_Task directions:_ Print every entry word for word, but omit the pictures.

_Data supplied:_
>> Start
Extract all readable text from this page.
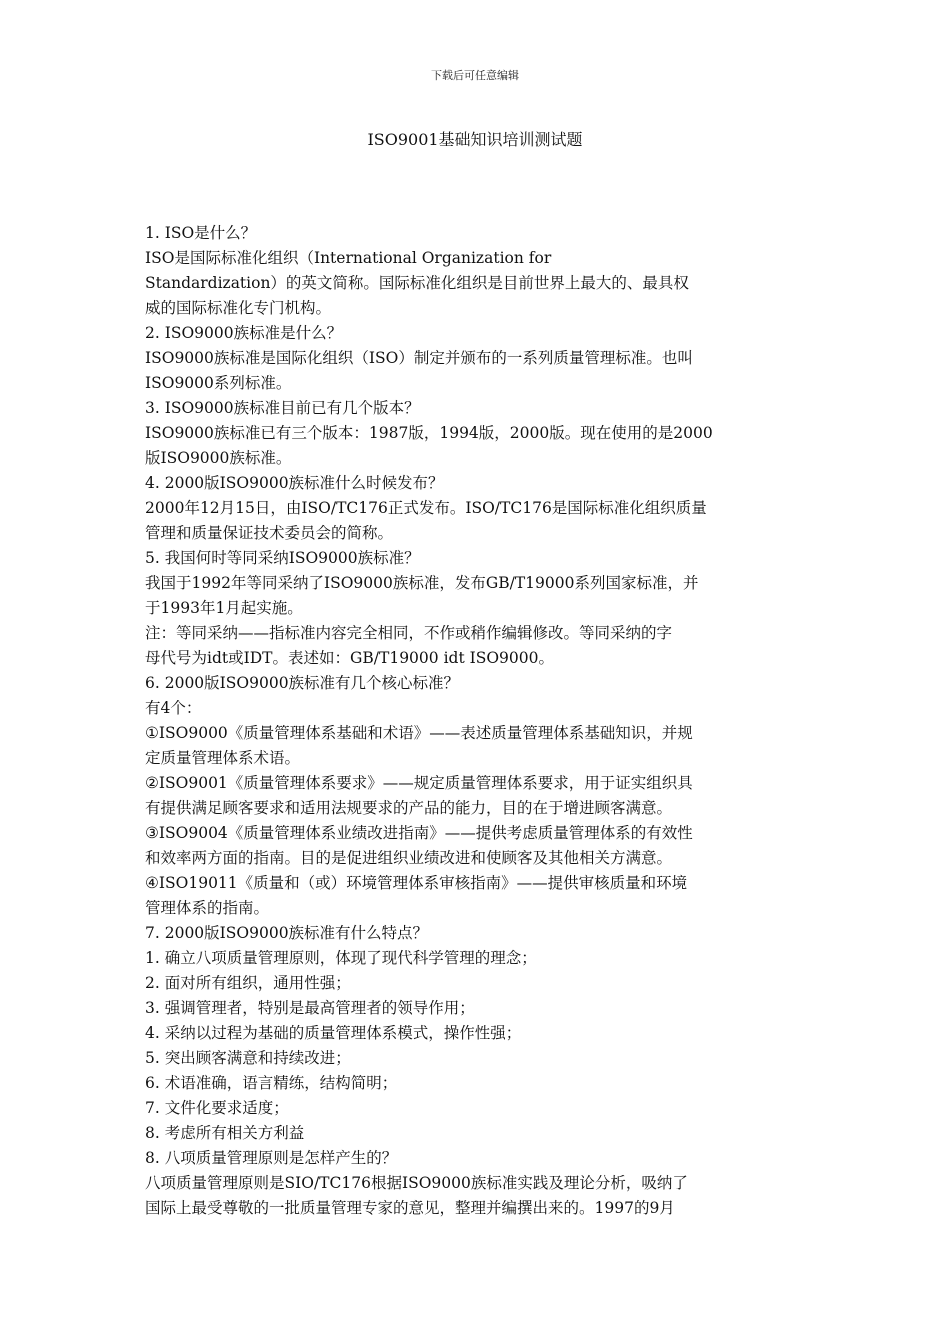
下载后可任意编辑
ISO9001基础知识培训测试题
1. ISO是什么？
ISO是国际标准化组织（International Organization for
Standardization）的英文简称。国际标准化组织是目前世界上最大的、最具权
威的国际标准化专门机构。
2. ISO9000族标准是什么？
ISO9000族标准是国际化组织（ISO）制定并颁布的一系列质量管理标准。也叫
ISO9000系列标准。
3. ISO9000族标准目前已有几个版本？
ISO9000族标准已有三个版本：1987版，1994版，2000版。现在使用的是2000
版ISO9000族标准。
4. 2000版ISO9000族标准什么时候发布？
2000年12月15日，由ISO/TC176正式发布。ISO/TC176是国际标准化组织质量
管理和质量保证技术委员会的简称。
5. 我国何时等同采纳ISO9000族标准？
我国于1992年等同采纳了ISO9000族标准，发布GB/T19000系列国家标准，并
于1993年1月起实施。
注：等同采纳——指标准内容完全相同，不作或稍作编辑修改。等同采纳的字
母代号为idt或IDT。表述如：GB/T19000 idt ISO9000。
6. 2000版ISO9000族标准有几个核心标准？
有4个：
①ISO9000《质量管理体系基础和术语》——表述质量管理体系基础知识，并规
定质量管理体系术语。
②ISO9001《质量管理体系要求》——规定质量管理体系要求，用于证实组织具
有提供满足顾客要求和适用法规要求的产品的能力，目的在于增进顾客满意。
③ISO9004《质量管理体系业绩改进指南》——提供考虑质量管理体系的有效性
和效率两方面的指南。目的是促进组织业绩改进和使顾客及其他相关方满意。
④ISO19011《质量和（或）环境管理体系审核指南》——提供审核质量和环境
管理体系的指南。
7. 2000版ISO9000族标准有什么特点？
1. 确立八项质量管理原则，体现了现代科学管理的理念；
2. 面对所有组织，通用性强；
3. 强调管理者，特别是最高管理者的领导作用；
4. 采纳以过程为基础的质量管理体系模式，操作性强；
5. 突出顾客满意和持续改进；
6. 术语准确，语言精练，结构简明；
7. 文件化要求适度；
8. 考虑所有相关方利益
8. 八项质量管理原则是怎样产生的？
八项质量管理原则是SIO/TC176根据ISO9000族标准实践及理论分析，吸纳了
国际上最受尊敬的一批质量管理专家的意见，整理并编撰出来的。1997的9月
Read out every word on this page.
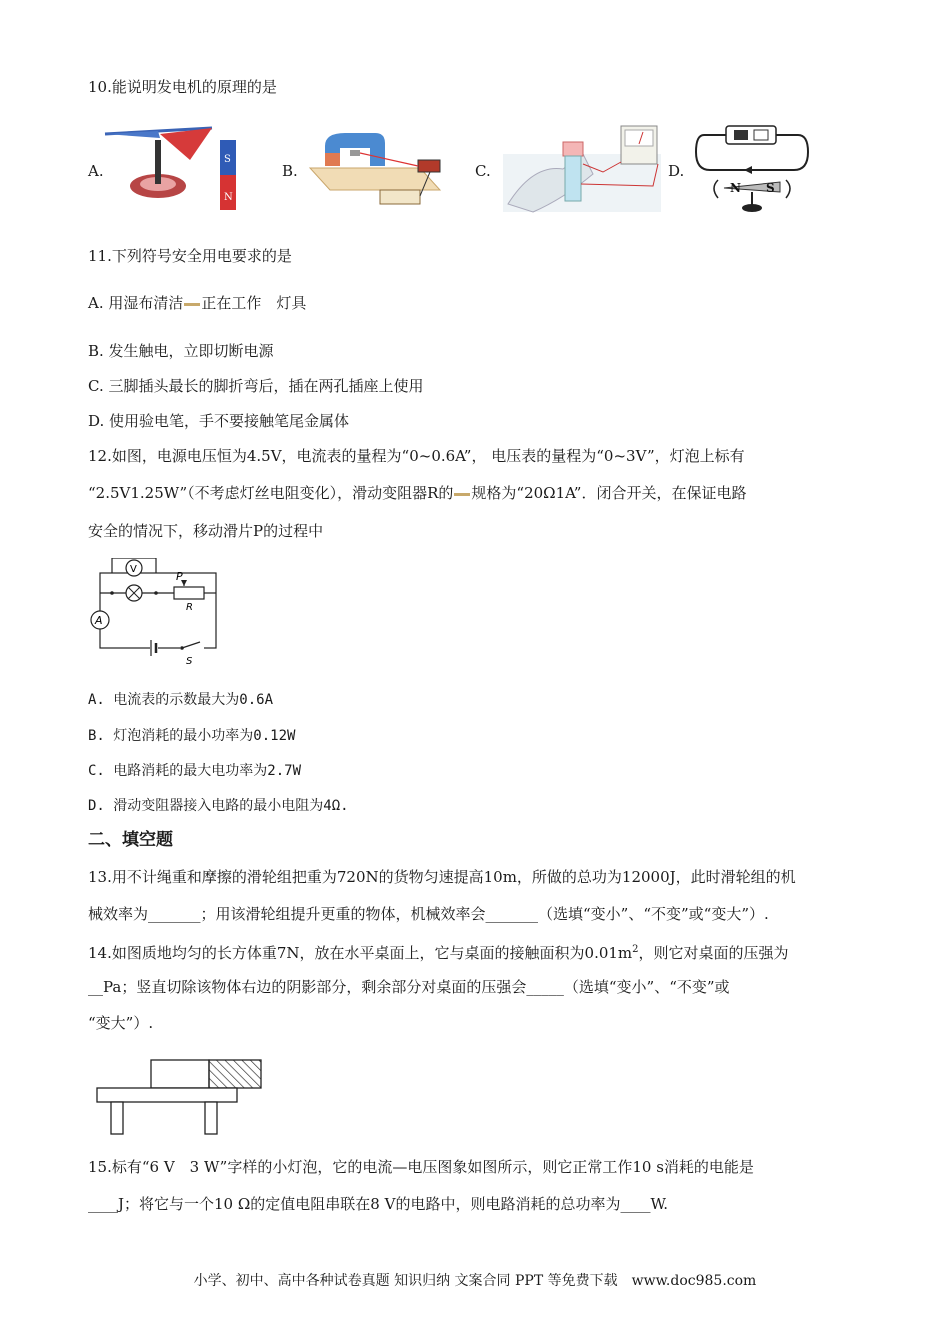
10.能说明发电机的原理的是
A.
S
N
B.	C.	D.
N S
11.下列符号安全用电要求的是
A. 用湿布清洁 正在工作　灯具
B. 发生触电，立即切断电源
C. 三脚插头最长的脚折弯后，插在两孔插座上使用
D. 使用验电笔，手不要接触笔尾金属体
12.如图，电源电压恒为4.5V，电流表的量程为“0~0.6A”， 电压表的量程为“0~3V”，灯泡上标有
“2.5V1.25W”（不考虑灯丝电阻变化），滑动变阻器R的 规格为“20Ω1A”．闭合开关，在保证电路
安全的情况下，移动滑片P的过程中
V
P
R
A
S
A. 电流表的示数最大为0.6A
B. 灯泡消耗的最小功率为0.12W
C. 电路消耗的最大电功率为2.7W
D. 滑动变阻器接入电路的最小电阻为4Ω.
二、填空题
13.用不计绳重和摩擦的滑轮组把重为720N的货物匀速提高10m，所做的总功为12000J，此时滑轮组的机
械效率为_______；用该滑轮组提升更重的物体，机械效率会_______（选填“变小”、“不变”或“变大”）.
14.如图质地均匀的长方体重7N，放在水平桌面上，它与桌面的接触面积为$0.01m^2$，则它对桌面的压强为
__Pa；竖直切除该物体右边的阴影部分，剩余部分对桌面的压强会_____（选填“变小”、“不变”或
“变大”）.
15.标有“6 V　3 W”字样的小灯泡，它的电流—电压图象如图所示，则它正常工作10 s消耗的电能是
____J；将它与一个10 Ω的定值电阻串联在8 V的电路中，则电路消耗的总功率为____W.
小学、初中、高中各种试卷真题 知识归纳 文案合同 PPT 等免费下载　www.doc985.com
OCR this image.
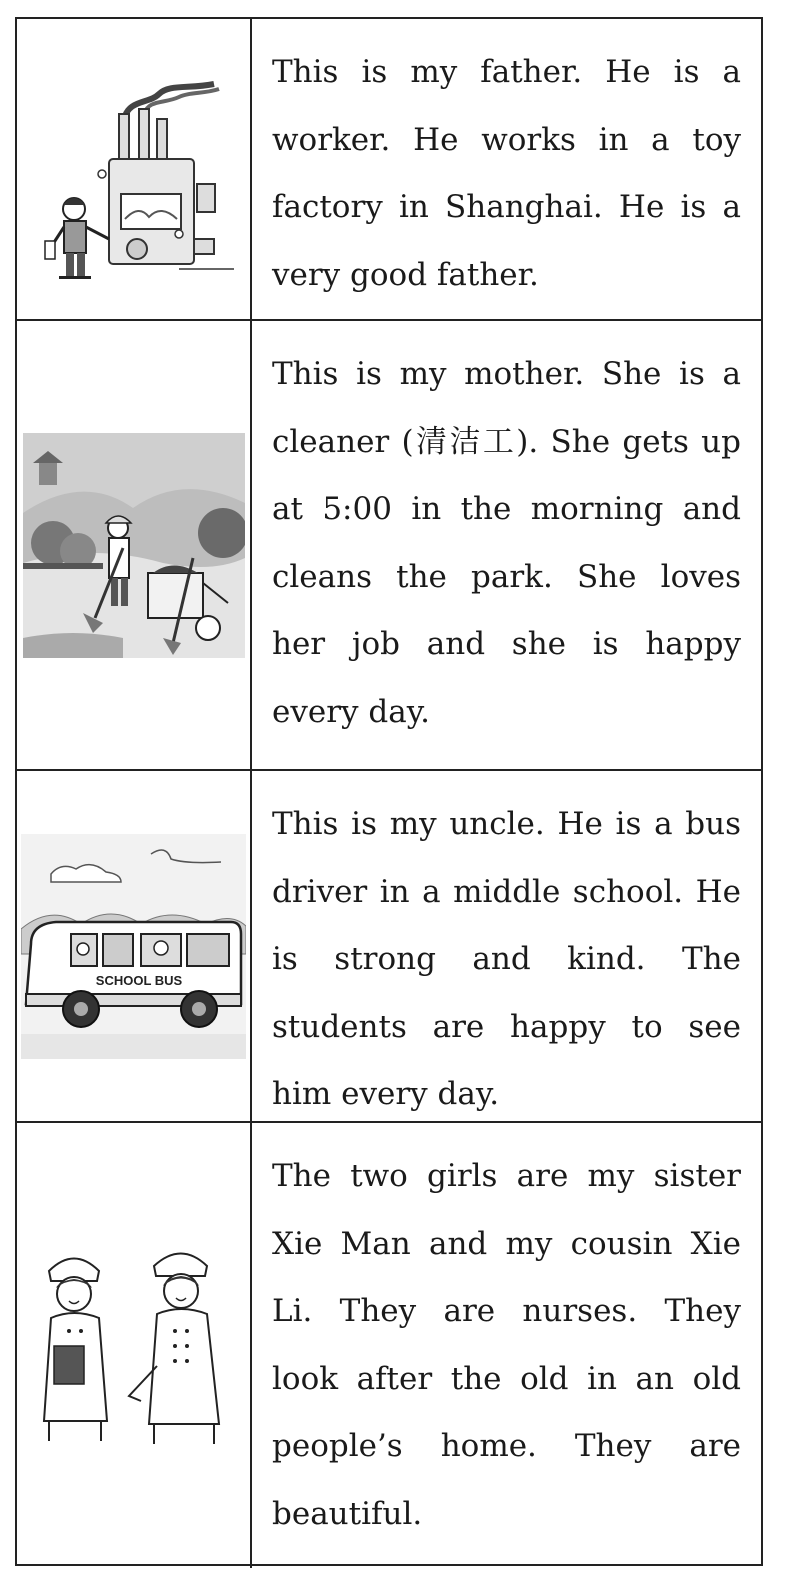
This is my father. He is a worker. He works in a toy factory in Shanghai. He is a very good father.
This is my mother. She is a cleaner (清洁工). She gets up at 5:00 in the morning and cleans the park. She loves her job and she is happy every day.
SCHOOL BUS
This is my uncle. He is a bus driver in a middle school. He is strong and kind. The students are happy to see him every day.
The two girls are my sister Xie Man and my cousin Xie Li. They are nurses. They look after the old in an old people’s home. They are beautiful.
>> End
_Result:_
Extract all readable text from this page.
下载后可任意编辑
ISO9001基础知识培训测试题
1. ISO是什么？
ISO是国际标准化组织（International Organization for
Standardization）的英文简称。国际标准化组织是目前世界上最大的、最具权
威的国际标准化专门机构。
2. ISO9000族标准是什么？
ISO9000族标准是国际化组织（ISO）制定并颁布的一系列质量管理标准。也叫
ISO9000系列标准。
3. ISO9000族标准目前已有几个版本？
ISO9000族标准已有三个版本：1987版，1994版，2000版。现在使用的是2000
版ISO9000族标准。
4. 2000版ISO9000族标准什么时候发布？
2000年12月15日，由ISO/TC176正式发布。ISO/TC176是国际标准化组织质量
管理和质量保证技术委员会的简称。
5. 我国何时等同采纳ISO9000族标准？
我国于1992年等同采纳了ISO9000族标准，发布GB/T19000系列国家标准，并
于1993年1月起实施。
注：等同采纳——指标准内容完全相同，不作或稍作编辑修改。等同采纳的字
母代号为idt或IDT。表述如：GB/T19000 idt ISO9000。
6. 2000版ISO9000族标准有几个核心标准？
有4个：
①ISO9000《质量管理体系基础和术语》——表述质量管理体系基础知识，并规
定质量管理体系术语。
②ISO9001《质量管理体系要求》——规定质量管理体系要求，用于证实组织具
有提供满足顾客要求和适用法规要求的产品的能力，目的在于增进顾客满意。
③ISO9004《质量管理体系业绩改进指南》——提供考虑质量管理体系的有效性
和效率两方面的指南。目的是促进组织业绩改进和使顾客及其他相关方满意。
④ISO19011《质量和（或）环境管理体系审核指南》——提供审核质量和环境
管理体系的指南。
7. 2000版ISO9000族标准有什么特点？
1. 确立八项质量管理原则，体现了现代科学管理的理念；
2. 面对所有组织，通用性强；
3. 强调管理者，特别是最高管理者的领导作用；
4. 采纳以过程为基础的质量管理体系模式，操作性强；
5. 突出顾客满意和持续改进；
6. 术语准确，语言精练，结构简明；
7. 文件化要求适度；
8. 考虑所有相关方利益
8. 八项质量管理原则是怎样产生的？
八项质量管理原则是SIO/TC176根据ISO9000族标准实践及理论分析，吸纳了
国际上最受尊敬的一批质量管理专家的意见，整理并编撰出来的。1997的9月
Read out every word on this page.
10.能说明发电机的原理的是
A.
S
N
B.	C.	D.
N S
11.下列符号安全用电要求的是
A. 用湿布清洁 正在工作　灯具
B. 发生触电，立即切断电源
C. 三脚插头最长的脚折弯后，插在两孔插座上使用
D. 使用验电笔，手不要接触笔尾金属体
12.如图，电源电压恒为4.5V，电流表的量程为“0~0.6A”， 电压表的量程为“0~3V”，灯泡上标有
“2.5V1.25W”（不考虑灯丝电阻变化），滑动变阻器R的 规格为“20Ω1A”．闭合开关，在保证电路
安全的情况下，移动滑片P的过程中
V
P
R
A
S
A. 电流表的示数最大为0.6A
B. 灯泡消耗的最小功率为0.12W
C. 电路消耗的最大电功率为2.7W
D. 滑动变阻器接入电路的最小电阻为4Ω.
二、填空题
13.用不计绳重和摩擦的滑轮组把重为720N的货物匀速提高10m，所做的总功为12000J，此时滑轮组的机
械效率为_______；用该滑轮组提升更重的物体，机械效率会_______（选填“变小”、“不变”或“变大”）.
14.如图质地均匀的长方体重7N，放在水平桌面上，它与桌面的接触面积为$0.01m^2$，则它对桌面的压强为
__Pa；竖直切除该物体右边的阴影部分，剩余部分对桌面的压强会_____（选填“变小”、“不变”或
“变大”）.
15.标有“6 V　3 W”字样的小灯泡，它的电流—电压图象如图所示，则它正常工作10 s消耗的电能是
____J；将它与一个10 Ω的定值电阻串联在8 V的电路中，则电路消耗的总功率为____W.
小学、初中、高中各种试卷真题 知识归纳 文案合同 PPT 等免费下载　www.doc985.com
OCR this image.
This is my father. He is a worker. He works in a toy factory in Shanghai. He is a very good father.
This is my mother. She is a cleaner (清洁工). She gets up at 5:00 in the morning and cleans the park. She loves her job and she is happy every day.
SCHOOL BUS
This is my uncle. He is a bus driver in a middle school. He is strong and kind. The students are happy to see him every day.
The two girls are my sister Xie Man and my cousin Xie Li. They are nurses. They look after the old in an old people’s home. They are beautiful.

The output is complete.